***** Material supplied *****

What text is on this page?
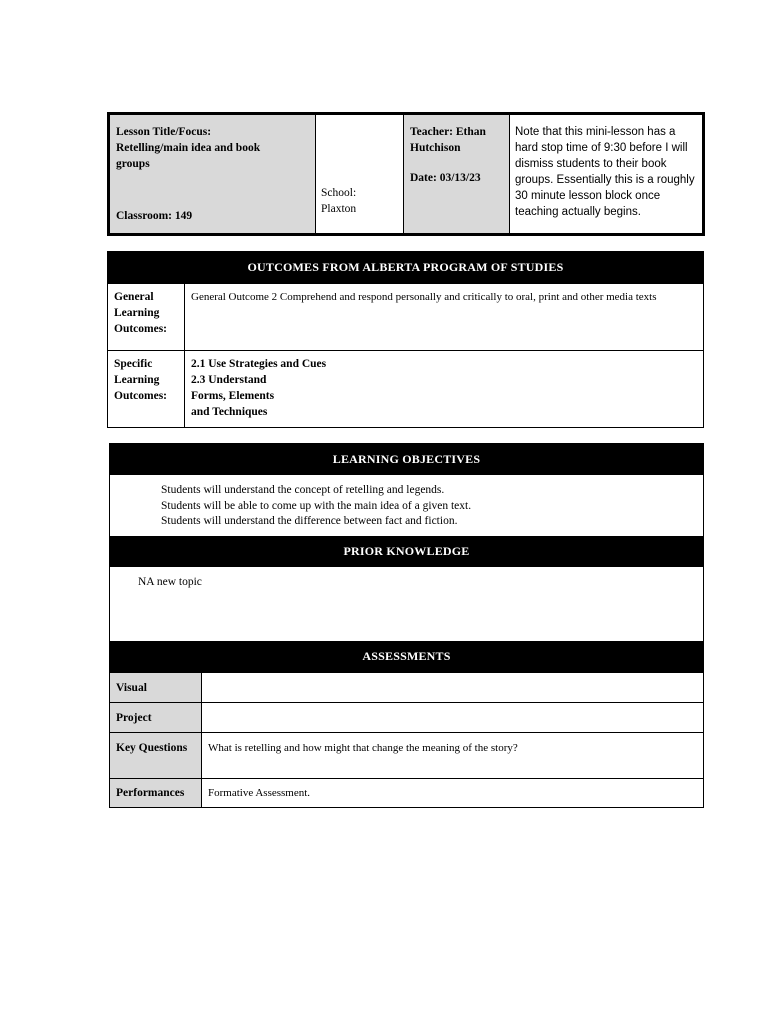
Lesson Title/Focus:
Retelling/main idea and book groups
Classroom: 149
School:
Plaxton
Teacher: Ethan Hutchison
Date: 03/13/23
Note that this mini-lesson has a hard stop time of 9:30 before I will dismiss students to their book groups. Essentially this is a roughly 30 minute lesson block once teaching actually begins.
OUTCOMES FROM ALBERTA PROGRAM OF STUDIES
General Learning Outcomes:
General Outcome 2 Comprehend and respond personally and critically to oral, print and other media texts
Specific Learning Outcomes:
2.1 Use Strategies and Cues
2.3 Understand
Forms, Elements
and Techniques
LEARNING OBJECTIVES
Students will understand the concept of retelling and legends.
Students will be able to come up with the main idea of a given text.
Students will understand the difference between fact and fiction.
PRIOR KNOWLEDGE
NA new topic
ASSESSMENTS
Visual
Project
Key Questions	What is retelling and how might that change the meaning of the story?
Performances	Formative Assessment.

*****

Your task: Repeat each line of the records above exactly, but do not copy the pictures.

Solution to the exercise:
What text is on this page?
Lesson Title/Focus:
Retelling/main idea and book groups
Classroom: 149
School:
Plaxton
Teacher: Ethan Hutchison
Date: 03/13/23
Note that this mini-lesson has a hard stop time of 9:30 before I will dismiss students to their book groups. Essentially this is a roughly 30 minute lesson block once teaching actually begins.
OUTCOMES FROM ALBERTA PROGRAM OF STUDIES
General Learning Outcomes:
General Outcome 2 Comprehend and respond personally and critically to oral, print and other media texts
Specific Learning Outcomes:
2.1 Use Strategies and Cues
2.3 Understand
Forms, Elements
and Techniques
LEARNING OBJECTIVES
Students will understand the concept of retelling and legends.
Students will be able to come up with the main idea of a given text.
Students will understand the difference between fact and fiction.
PRIOR KNOWLEDGE
NA new topic
ASSESSMENTS
Visual
Project
Key Questions	What is retelling and how might that change the meaning of the story?
Performances	Formative Assessment.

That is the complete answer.